## REQUIRED TASK
All of the data should be output character for character, except the pictures.
* begin *
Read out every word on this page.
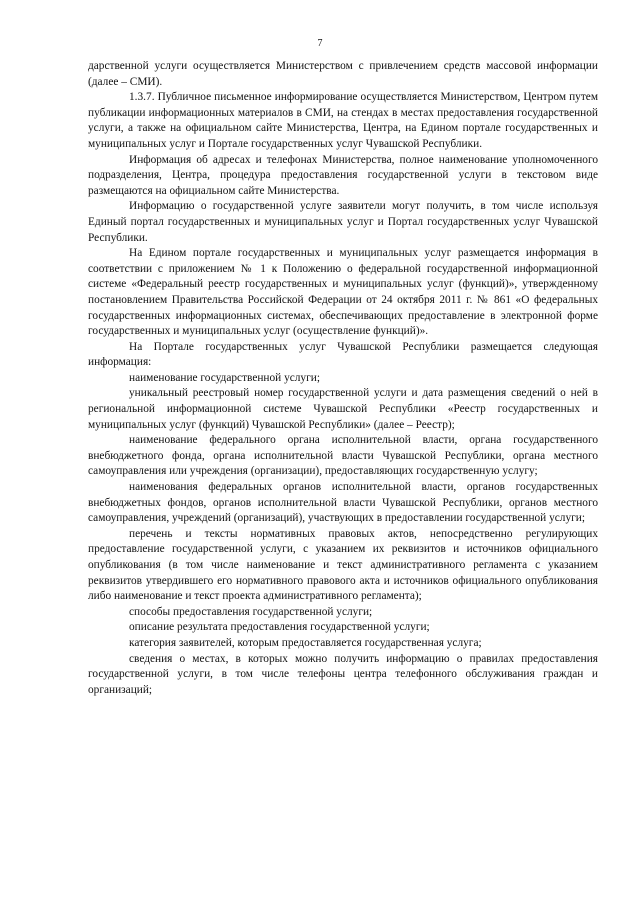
7

дарственной услуги осуществляется Министерством с привлечением средств массовой информации (далее – СМИ).

1.3.7. Публичное письменное информирование осуществляется Министерством, Центром путем публикации информационных материалов в СМИ, на стендах в местах предоставления государственной услуги, а также на официальном сайте Министерства, Центра, на Едином портале государственных и муниципальных услуг и Портале государственных услуг Чувашской Республики.

Информация об адресах и телефонах Министерства, полное наименование уполномоченного подразделения, Центра, процедура предоставления государственной услуги в текстовом виде размещаются на официальном сайте Министерства.

Информацию о государственной услуге заявители могут получить, в том числе используя Единый портал государственных и муниципальных услуг и Портал государственных услуг Чувашской Республики.

На Едином портале государственных и муниципальных услуг размещается информация в соответствии с приложением № 1 к Положению о федеральной государственной информационной системе «Федеральный реестр государственных и муниципальных услуг (функций)», утвержденному постановлением Правительства Российской Федерации от 24 октября 2011 г. № 861 «О федеральных государственных информационных системах, обеспечивающих предоставление в электронной форме государственных и муниципальных услуг (осуществление функций)».

На Портале государственных услуг Чувашской Республики размещается следующая информация:

наименование государственной услуги;

уникальный реестровый номер государственной услуги и дата размещения сведений о ней в региональной информационной системе Чувашской Республики «Реестр государственных и муниципальных услуг (функций) Чувашской Республики» (далее – Реестр);

наименование федерального органа исполнительной власти, органа государственного внебюджетного фонда, органа исполнительной власти Чувашской Республики, органа местного самоуправления или учреждения (организации), предоставляющих государственную услугу;

наименования федеральных органов исполнительной власти, органов государственных внебюджетных фондов, органов исполнительной власти Чувашской Республики, органов местного самоуправления, учреждений (организаций), участвующих в предоставлении государственной услуги;

перечень и тексты нормативных правовых актов, непосредственно регулирующих предоставление государственной услуги, с указанием их реквизитов и источников официального опубликования (в том числе наименование и текст административного регламента с указанием реквизитов утвердившего его нормативного правового акта и источников официального опубликования либо наименование и текст проекта административного регламента);

способы предоставления государственной услуги;

описание результата предоставления государственной услуги;

категория заявителей, которым предоставляется государственная услуга;

сведения о местах, в которых можно получить информацию о правилах предоставления государственной услуги, в том числе телефоны центра телефонного обслуживания граждан и организаций;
* end *
## TASK OUTPUT
Read out every word on this page.
7

дарственной услуги осуществляется Министерством с привлечением средств массовой информации (далее – СМИ).

1.3.7. Публичное письменное информирование осуществляется Министерством, Центром путем публикации информационных материалов в СМИ, на стендах в местах предоставления государственной услуги, а также на официальном сайте Министерства, Центра, на Едином портале государственных и муниципальных услуг и Портале государственных услуг Чувашской Республики.

Информация об адресах и телефонах Министерства, полное наименование уполномоченного подразделения, Центра, процедура предоставления государственной услуги в текстовом виде размещаются на официальном сайте Министерства.

Информацию о государственной услуге заявители могут получить, в том числе используя Единый портал государственных и муниципальных услуг и Портал государственных услуг Чувашской Республики.

На Едином портале государственных и муниципальных услуг размещается информация в соответствии с приложением № 1 к Положению о федеральной государственной информационной системе «Федеральный реестр государственных и муниципальных услуг (функций)», утвержденному постановлением Правительства Российской Федерации от 24 октября 2011 г. № 861 «О федеральных государственных информационных системах, обеспечивающих предоставление в электронной форме государственных и муниципальных услуг (осуществление функций)».

На Портале государственных услуг Чувашской Республики размещается следующая информация:

наименование государственной услуги;

уникальный реестровый номер государственной услуги и дата размещения сведений о ней в региональной информационной системе Чувашской Республики «Реестр государственных и муниципальных услуг (функций) Чувашской Республики» (далее – Реестр);

наименование федерального органа исполнительной власти, органа государственного внебюджетного фонда, органа исполнительной власти Чувашской Республики, органа местного самоуправления или учреждения (организации), предоставляющих государственную услугу;

наименования федеральных органов исполнительной власти, органов государственных внебюджетных фондов, органов исполнительной власти Чувашской Республики, органов местного самоуправления, учреждений (организаций), участвующих в предоставлении государственной услуги;

перечень и тексты нормативных правовых актов, непосредственно регулирующих предоставление государственной услуги, с указанием их реквизитов и источников официального опубликования (в том числе наименование и текст административного регламента с указанием реквизитов утвердившего его нормативного правового акта и источников официального опубликования либо наименование и текст проекта административного регламента);

способы предоставления государственной услуги;

описание результата предоставления государственной услуги;

категория заявителей, которым предоставляется государственная услуга;

сведения о местах, в которых можно получить информацию о правилах предоставления государственной услуги, в том числе телефоны центра телефонного обслуживания граждан и организаций;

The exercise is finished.